What this task involves: The string "cough" may appear in lines of the listing. Report each line where it does.

>>>>>

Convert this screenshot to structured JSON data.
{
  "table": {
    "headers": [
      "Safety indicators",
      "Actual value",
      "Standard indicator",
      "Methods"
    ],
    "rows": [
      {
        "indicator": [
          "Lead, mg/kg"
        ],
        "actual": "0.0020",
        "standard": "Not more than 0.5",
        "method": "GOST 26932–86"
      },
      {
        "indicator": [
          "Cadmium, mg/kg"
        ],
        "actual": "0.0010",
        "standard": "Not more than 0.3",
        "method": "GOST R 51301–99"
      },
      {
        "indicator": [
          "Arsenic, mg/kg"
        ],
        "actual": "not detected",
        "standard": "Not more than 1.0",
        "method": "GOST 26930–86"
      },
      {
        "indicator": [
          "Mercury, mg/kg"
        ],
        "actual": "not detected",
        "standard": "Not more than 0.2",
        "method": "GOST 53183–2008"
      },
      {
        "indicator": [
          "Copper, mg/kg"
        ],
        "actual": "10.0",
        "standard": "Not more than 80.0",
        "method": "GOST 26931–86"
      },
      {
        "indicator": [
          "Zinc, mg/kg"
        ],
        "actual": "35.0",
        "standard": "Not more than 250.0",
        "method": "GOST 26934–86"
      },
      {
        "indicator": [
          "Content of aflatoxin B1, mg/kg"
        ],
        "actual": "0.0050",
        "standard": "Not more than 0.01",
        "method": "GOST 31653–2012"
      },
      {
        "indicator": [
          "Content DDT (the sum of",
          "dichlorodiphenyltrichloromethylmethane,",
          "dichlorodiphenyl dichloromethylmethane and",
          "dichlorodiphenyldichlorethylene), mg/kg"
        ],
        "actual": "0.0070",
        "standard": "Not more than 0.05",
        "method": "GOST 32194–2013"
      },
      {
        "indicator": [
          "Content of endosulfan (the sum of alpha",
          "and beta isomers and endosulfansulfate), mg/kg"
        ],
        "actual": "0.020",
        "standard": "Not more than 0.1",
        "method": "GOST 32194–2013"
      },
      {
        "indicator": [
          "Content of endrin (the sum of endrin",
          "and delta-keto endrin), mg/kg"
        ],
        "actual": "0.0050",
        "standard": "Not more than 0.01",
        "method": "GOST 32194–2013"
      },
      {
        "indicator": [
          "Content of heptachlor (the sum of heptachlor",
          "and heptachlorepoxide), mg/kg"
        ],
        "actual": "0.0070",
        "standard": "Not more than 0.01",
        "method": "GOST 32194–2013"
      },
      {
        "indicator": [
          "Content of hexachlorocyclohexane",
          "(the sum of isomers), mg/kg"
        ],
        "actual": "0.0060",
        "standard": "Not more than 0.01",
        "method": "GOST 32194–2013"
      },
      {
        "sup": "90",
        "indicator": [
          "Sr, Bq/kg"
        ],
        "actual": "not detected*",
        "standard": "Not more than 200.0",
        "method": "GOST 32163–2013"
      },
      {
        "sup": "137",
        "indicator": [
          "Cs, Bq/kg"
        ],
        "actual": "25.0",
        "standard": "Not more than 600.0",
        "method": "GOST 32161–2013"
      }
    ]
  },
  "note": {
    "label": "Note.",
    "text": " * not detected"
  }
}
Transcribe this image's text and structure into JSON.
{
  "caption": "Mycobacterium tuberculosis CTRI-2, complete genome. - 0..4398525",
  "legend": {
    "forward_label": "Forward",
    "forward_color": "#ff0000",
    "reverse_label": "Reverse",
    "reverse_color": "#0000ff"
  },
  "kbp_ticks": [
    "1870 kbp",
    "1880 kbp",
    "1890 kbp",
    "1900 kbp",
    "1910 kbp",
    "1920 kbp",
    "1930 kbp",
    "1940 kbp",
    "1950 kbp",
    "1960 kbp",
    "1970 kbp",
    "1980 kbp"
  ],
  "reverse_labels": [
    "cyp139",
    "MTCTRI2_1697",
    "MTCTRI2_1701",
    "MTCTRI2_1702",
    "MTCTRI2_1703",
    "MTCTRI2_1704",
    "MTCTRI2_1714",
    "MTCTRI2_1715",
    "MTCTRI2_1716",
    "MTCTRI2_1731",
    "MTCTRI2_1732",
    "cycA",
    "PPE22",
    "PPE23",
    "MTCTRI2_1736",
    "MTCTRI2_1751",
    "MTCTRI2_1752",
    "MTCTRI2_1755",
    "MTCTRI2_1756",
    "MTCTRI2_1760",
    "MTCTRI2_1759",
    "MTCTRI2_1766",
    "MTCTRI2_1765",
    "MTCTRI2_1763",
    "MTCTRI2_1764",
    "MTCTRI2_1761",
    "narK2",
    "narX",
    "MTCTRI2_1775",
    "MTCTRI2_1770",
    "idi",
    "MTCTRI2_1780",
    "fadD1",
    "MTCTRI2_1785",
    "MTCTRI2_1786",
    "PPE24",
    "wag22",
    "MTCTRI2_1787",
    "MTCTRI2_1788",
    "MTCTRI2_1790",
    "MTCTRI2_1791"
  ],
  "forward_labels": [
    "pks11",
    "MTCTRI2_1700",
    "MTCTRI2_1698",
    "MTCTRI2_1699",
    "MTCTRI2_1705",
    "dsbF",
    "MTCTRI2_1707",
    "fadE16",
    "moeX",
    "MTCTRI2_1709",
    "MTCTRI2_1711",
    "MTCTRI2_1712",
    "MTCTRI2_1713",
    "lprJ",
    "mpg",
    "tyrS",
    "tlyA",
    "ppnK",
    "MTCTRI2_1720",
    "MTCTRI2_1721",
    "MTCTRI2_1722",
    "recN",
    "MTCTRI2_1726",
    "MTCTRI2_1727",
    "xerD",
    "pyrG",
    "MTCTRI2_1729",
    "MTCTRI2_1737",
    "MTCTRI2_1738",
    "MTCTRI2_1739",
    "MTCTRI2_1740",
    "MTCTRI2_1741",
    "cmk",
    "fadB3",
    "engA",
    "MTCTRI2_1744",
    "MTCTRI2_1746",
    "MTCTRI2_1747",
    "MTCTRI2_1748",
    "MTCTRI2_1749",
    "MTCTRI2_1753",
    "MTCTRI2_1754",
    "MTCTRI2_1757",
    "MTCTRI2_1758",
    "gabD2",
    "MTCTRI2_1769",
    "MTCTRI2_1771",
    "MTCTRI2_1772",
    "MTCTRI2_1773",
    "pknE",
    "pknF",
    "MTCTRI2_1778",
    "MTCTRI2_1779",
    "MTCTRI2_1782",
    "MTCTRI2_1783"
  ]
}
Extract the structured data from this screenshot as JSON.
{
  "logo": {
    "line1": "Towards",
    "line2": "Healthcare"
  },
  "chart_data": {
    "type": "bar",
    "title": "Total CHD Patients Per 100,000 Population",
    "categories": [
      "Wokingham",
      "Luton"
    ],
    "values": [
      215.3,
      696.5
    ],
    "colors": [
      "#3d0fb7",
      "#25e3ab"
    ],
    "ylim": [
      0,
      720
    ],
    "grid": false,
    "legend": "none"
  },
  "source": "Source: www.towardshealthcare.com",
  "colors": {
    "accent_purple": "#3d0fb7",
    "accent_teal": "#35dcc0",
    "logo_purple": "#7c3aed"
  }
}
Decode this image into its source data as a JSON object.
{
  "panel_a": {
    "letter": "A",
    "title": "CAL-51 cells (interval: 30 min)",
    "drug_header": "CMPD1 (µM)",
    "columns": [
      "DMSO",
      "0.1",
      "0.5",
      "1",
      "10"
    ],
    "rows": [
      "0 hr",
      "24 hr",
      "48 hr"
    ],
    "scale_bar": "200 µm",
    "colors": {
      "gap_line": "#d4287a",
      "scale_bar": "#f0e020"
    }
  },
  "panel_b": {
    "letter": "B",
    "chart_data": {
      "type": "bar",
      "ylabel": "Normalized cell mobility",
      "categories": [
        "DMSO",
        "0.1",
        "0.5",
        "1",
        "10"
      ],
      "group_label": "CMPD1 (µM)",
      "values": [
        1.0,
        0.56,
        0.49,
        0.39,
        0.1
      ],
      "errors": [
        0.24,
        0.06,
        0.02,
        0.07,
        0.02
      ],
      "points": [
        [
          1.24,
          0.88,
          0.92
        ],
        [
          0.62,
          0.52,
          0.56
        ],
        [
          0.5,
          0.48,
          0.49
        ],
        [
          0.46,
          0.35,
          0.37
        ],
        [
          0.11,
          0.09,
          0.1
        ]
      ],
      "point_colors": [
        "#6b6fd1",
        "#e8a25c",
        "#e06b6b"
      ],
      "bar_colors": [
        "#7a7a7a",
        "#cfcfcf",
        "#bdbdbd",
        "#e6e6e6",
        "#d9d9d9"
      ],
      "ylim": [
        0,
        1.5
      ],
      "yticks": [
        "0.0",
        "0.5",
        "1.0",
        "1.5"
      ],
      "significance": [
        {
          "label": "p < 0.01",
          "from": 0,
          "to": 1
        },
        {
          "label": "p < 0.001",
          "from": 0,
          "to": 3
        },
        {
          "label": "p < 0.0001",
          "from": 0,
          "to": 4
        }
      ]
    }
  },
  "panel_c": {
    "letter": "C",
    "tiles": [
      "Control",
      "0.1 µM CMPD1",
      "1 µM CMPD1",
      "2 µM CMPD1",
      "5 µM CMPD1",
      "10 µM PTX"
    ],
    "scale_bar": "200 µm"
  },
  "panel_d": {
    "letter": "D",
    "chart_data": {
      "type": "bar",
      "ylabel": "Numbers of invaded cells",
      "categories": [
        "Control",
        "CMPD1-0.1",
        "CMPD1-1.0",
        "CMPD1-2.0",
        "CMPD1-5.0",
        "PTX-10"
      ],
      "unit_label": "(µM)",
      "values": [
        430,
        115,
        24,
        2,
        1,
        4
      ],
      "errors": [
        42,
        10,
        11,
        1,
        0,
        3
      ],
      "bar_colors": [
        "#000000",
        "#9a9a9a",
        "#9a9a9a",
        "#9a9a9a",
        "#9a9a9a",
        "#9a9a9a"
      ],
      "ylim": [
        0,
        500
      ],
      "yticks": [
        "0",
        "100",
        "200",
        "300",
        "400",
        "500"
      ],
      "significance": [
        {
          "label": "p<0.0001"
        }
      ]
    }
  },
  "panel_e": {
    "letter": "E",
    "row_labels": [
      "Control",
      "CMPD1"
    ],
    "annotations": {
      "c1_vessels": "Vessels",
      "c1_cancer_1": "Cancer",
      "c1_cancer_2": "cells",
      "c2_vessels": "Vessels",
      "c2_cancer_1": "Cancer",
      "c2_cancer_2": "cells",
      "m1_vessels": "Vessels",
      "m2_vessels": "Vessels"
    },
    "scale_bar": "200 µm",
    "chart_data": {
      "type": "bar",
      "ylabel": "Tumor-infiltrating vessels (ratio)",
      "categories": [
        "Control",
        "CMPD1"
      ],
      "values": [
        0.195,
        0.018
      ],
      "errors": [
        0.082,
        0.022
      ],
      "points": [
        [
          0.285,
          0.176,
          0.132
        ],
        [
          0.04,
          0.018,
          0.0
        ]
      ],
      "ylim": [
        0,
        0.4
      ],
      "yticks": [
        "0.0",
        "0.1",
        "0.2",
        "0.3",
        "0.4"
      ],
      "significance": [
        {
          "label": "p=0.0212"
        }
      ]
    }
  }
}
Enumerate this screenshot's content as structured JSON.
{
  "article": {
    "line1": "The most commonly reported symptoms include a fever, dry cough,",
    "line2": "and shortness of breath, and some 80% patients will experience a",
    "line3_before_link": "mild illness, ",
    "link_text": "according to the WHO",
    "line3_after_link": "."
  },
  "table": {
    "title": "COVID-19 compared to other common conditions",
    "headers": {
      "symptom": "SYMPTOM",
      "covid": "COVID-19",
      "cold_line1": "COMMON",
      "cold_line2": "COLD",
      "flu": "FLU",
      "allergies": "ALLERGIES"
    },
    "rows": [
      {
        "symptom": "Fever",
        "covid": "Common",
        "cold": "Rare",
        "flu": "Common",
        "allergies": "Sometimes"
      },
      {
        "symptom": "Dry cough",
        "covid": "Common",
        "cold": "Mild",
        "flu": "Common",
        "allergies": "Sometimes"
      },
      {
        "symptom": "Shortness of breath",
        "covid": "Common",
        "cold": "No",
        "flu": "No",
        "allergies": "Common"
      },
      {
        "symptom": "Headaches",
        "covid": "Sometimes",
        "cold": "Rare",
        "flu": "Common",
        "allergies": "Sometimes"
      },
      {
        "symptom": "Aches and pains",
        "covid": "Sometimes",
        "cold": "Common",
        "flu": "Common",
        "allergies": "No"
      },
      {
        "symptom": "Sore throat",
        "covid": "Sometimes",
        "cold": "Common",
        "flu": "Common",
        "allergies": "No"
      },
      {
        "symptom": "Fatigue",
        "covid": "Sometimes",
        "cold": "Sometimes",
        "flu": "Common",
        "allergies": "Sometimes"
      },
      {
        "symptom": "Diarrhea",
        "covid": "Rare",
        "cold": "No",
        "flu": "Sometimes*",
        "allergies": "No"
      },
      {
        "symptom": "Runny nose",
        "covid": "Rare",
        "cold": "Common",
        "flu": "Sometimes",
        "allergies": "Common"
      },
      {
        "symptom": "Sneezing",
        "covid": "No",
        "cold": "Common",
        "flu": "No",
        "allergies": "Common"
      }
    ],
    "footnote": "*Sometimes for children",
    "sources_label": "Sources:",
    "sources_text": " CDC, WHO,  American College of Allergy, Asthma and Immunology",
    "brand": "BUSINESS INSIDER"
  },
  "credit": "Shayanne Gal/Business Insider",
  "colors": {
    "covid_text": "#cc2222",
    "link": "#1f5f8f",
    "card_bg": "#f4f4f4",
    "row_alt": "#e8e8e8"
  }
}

<<<<<

Answer:
    "line1": "The most commonly reported symptoms include a fever, dry cough,",
        "symptom": "Dry cough",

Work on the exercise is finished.